• _Information given_
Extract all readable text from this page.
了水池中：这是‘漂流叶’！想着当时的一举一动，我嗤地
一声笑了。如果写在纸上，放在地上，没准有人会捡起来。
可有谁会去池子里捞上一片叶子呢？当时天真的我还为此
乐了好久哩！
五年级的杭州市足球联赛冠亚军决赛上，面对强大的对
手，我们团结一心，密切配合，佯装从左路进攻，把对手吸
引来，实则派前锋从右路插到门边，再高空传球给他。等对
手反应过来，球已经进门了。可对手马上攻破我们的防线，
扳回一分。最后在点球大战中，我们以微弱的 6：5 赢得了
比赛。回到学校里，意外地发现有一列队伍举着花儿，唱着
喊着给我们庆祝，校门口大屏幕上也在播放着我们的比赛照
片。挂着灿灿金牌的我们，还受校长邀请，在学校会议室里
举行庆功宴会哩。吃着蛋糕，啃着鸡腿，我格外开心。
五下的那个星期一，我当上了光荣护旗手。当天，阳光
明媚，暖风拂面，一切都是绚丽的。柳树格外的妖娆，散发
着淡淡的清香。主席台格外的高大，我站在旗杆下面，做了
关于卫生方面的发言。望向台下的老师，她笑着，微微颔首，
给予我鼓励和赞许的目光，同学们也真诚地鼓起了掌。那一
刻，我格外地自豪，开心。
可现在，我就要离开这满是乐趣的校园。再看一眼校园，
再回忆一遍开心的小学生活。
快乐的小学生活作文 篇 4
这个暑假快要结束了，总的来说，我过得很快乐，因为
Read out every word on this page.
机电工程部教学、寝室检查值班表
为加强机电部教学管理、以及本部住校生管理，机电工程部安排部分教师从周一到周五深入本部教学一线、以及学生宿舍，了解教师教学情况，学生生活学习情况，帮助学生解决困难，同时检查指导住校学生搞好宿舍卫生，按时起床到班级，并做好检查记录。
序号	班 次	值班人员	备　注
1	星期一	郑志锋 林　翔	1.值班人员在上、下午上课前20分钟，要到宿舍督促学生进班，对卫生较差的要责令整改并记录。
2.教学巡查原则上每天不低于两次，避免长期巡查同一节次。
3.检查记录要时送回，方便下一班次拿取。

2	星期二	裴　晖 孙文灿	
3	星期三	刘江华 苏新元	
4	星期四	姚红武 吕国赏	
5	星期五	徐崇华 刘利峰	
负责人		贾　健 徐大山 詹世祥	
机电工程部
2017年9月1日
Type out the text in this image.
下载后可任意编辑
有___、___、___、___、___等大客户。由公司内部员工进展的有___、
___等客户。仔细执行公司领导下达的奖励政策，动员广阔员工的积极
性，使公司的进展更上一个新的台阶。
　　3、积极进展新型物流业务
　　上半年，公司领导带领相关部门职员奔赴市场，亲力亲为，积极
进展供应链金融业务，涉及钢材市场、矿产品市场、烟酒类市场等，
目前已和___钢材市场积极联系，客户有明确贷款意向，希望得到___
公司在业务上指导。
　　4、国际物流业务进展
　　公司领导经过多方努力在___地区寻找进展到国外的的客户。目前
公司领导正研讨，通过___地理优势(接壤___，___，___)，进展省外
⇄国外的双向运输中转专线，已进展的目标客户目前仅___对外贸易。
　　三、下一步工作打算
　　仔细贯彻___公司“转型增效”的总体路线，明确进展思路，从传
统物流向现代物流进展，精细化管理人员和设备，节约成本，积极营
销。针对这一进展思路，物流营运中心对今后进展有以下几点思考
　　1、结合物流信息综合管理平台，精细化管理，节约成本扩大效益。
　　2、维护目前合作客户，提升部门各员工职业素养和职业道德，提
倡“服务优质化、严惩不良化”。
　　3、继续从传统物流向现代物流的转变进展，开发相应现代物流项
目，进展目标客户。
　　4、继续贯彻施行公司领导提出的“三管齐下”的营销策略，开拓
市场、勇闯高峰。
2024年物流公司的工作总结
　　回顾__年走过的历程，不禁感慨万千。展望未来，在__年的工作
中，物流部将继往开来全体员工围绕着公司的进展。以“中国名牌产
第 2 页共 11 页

• _Problem details_
Look through the listing above. Pick out each line with "this" and copy it.

• _Finished task_
Extract all readable text from this page.
Read out every word on this page.
Type out the text in this image.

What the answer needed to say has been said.